[Collection entries]
__________________________________________________

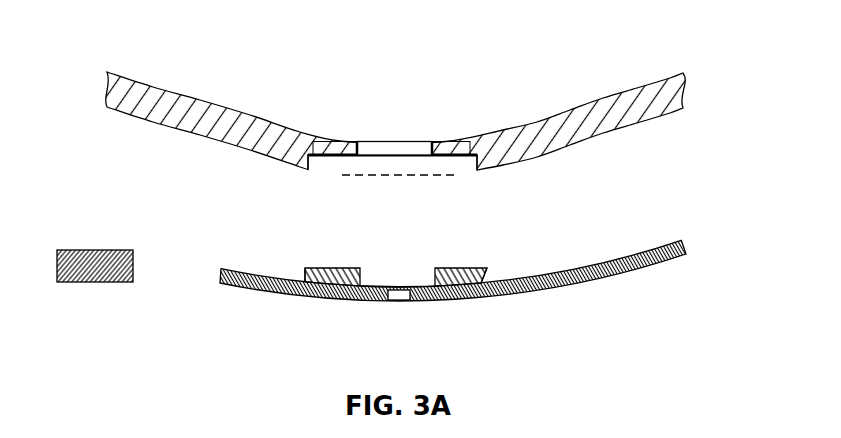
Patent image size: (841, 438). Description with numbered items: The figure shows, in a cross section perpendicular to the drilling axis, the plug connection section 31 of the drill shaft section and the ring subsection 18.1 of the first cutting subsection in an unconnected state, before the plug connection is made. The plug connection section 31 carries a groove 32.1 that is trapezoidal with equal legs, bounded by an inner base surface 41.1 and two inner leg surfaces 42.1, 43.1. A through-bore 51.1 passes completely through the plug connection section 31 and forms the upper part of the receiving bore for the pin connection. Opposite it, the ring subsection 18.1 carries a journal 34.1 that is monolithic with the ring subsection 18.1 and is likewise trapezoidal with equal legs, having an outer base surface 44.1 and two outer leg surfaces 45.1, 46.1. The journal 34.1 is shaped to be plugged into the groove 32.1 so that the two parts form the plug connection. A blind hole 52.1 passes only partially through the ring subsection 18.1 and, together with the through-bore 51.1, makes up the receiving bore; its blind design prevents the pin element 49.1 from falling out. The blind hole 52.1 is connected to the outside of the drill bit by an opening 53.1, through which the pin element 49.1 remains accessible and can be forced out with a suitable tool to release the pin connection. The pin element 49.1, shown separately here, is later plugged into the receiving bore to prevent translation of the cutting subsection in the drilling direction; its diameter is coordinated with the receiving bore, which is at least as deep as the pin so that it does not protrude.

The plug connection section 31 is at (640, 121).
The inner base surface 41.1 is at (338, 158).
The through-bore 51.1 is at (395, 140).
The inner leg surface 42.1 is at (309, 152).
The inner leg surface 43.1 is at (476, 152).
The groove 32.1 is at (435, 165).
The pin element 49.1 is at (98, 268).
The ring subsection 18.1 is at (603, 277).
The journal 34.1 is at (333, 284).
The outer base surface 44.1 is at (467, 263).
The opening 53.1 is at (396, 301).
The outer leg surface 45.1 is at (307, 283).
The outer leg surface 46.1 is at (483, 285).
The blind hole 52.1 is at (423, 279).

__________________________________________________

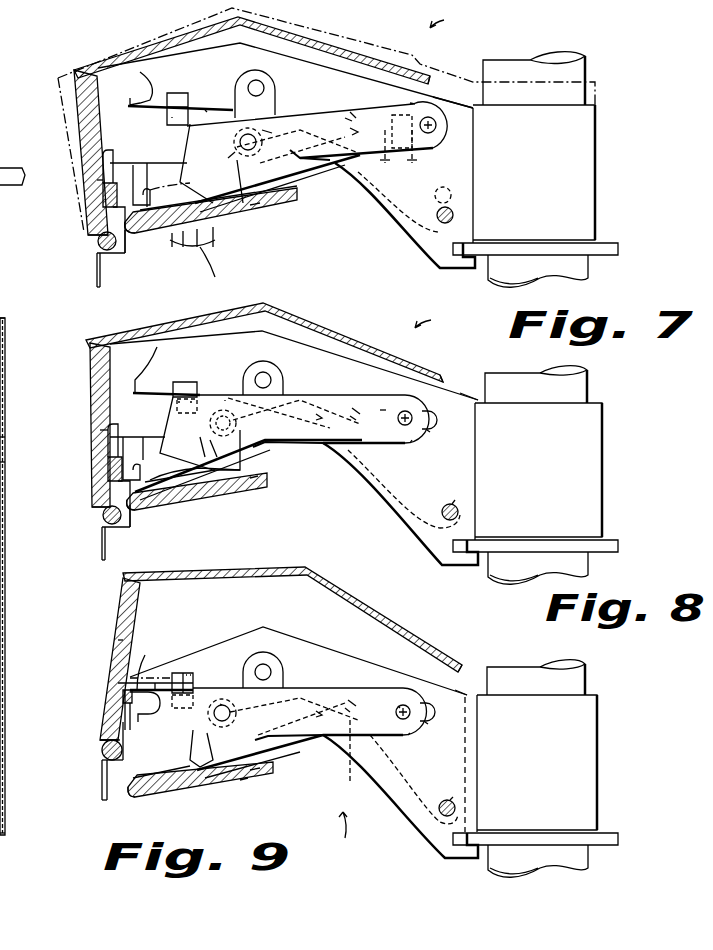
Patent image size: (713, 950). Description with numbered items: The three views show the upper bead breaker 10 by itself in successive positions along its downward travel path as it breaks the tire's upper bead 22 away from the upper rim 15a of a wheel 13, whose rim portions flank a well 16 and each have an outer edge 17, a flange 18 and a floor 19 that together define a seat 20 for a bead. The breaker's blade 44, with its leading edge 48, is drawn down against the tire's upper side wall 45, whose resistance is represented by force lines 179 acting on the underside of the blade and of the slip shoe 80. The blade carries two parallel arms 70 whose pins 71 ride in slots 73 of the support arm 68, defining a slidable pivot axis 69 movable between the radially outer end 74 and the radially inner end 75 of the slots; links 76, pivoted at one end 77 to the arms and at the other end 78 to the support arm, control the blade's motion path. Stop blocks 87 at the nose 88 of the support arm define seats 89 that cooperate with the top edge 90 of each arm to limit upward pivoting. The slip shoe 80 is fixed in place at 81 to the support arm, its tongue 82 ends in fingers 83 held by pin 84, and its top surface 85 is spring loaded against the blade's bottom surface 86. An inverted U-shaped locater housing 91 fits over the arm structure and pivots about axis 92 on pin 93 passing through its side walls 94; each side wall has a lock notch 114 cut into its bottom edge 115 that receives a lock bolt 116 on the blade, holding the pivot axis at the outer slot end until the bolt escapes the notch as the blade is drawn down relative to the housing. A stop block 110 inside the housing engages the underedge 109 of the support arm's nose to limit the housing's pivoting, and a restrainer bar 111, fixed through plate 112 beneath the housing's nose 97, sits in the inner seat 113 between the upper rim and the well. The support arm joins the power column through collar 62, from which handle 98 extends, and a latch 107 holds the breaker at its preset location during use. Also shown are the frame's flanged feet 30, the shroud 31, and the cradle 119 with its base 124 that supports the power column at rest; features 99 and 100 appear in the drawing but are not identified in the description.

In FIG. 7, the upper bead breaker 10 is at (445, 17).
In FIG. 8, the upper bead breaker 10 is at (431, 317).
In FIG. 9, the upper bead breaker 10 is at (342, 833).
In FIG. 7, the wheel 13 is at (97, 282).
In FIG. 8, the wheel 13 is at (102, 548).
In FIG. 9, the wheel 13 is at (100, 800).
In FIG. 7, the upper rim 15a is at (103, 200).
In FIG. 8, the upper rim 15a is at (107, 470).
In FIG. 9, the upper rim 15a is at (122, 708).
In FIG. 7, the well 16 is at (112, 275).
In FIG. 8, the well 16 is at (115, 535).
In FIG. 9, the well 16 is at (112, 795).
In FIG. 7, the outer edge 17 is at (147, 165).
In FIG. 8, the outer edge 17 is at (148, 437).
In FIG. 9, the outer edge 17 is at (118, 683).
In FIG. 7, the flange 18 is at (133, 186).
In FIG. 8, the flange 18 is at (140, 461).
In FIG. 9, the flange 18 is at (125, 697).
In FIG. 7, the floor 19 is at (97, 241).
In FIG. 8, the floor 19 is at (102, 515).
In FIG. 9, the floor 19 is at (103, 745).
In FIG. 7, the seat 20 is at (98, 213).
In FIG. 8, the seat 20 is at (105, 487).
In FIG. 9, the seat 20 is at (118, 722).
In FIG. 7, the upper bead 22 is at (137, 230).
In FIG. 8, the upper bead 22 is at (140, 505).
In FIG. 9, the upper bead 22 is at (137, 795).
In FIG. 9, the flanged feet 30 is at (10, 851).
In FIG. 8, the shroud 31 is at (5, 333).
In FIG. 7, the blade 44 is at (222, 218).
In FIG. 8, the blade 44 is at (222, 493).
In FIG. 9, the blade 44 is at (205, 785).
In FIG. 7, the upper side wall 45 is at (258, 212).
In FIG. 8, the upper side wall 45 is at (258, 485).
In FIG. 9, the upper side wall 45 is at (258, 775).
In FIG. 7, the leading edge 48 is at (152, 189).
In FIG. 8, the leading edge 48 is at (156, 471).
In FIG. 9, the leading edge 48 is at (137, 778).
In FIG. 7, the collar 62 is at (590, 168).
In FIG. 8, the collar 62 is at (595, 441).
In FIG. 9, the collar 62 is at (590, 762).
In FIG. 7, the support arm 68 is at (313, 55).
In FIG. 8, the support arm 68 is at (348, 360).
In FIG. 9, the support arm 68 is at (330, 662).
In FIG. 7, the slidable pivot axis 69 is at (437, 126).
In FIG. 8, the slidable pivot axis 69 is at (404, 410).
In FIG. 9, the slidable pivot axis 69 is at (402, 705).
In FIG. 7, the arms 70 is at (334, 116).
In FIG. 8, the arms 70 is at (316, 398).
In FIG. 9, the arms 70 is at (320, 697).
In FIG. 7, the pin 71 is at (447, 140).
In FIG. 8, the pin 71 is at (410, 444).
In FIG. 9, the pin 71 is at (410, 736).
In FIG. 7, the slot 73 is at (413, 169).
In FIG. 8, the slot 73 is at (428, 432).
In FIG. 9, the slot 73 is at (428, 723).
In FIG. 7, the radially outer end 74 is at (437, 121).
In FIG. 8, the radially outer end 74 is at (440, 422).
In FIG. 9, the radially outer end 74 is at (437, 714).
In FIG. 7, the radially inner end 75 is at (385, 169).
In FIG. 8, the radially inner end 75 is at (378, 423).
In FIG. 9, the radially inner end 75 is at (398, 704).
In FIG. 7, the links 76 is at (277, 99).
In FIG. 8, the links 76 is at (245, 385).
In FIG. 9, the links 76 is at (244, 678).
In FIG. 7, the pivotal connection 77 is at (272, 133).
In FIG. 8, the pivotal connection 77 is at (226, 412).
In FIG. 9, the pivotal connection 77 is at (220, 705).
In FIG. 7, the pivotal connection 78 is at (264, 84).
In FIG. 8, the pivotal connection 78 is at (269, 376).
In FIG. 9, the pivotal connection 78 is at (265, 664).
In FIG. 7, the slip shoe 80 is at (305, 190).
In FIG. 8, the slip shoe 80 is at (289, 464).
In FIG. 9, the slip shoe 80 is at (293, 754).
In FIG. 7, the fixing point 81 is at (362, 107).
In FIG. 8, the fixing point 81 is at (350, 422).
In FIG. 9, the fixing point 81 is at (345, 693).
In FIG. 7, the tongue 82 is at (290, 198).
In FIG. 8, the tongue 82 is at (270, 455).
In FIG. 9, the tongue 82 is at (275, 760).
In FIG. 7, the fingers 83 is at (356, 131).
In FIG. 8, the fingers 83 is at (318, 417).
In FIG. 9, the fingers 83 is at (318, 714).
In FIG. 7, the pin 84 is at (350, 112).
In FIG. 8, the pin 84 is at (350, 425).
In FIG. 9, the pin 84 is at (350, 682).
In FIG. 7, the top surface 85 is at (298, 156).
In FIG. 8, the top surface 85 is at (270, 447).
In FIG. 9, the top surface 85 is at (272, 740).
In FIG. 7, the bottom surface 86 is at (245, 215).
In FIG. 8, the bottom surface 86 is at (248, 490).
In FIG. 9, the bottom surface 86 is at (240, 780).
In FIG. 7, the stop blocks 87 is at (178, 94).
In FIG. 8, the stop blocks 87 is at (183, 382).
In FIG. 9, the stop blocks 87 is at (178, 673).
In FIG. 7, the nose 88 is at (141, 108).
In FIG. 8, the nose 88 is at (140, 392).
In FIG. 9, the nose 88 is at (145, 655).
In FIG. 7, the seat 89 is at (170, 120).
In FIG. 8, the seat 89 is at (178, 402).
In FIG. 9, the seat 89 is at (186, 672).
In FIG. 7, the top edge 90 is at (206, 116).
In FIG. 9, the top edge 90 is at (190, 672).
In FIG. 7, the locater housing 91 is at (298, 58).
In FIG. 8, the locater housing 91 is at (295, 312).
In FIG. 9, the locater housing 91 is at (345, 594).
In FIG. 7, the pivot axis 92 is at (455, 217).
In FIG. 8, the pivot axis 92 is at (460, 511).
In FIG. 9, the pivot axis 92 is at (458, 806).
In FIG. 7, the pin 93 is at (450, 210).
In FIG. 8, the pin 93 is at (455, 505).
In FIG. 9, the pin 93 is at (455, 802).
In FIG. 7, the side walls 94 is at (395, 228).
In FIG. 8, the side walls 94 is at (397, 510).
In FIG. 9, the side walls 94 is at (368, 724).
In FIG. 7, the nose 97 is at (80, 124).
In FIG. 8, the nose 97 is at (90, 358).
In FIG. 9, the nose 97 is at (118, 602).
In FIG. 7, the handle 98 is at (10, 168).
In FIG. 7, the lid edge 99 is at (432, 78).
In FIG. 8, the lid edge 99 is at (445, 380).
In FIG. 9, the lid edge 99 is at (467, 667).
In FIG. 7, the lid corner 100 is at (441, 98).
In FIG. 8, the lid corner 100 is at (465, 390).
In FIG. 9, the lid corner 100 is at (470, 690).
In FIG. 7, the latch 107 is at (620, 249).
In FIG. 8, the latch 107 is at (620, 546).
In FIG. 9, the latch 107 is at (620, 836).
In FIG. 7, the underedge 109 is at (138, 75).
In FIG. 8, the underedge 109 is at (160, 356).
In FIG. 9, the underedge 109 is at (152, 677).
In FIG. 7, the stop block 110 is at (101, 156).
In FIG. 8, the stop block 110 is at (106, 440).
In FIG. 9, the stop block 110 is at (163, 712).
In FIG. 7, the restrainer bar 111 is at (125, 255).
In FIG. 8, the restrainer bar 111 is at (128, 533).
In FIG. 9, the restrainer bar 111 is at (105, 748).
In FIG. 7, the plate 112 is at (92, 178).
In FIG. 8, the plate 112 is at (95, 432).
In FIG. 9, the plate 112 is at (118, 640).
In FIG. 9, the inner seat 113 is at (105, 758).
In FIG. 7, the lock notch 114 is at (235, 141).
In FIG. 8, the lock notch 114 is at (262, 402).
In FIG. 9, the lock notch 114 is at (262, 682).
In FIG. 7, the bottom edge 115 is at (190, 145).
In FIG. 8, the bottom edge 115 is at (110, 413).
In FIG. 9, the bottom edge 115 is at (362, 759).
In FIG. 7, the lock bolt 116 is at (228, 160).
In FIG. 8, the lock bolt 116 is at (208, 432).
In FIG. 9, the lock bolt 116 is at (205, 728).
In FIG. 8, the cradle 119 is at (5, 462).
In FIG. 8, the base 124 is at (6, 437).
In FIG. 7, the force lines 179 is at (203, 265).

__________________________________________________

**WHAT YOU ARE ASKED TO DO**. Reproduce the rows above word for word, starting at the line containing "Patent image size: (841, 438)." and ending after the line containing "The through-bore 51.1 is at (395, 140).".

**EXPECTED ANSWER**.
Patent image size: (841, 438). Description with numbered items: The figure shows, in a cross section perpendicular to the drilling axis, the plug connection section 31 of the drill shaft section and the ring subsection 18.1 of the first cutting subsection in an unconnected state, before the plug connection is made. The plug connection section 31 carries a groove 32.1 that is trapezoidal with equal legs, bounded by an inner base surface 41.1 and two inner leg surfaces 42.1, 43.1. A through-bore 51.1 passes completely through the plug connection section 31 and forms the upper part of the receiving bore for the pin connection. Opposite it, the ring subsection 18.1 carries a journal 34.1 that is monolithic with the ring subsection 18.1 and is likewise trapezoidal with equal legs, having an outer base surface 44.1 and two outer leg surfaces 45.1, 46.1. The journal 34.1 is shaped to be plugged into the groove 32.1 so that the two parts form the plug connection. A blind hole 52.1 passes only partially through the ring subsection 18.1 and, together with the through-bore 51.1, makes up the receiving bore; its blind design prevents the pin element 49.1 from falling out. The blind hole 52.1 is connected to the outside of the drill bit by an opening 53.1, through which the pin element 49.1 remains accessible and can be forced out with a suitable tool to release the pin connection. The pin element 49.1, shown separately here, is later plugged into the receiving bore to prevent translation of the cutting subsection in the drilling direction; its diameter is coordinated with the receiving bore, which is at least as deep as the pin so that it does not protrude.

The plug connection section 31 is at (640, 121).
The inner base surface 41.1 is at (338, 158).
The through-bore 51.1 is at (395, 140).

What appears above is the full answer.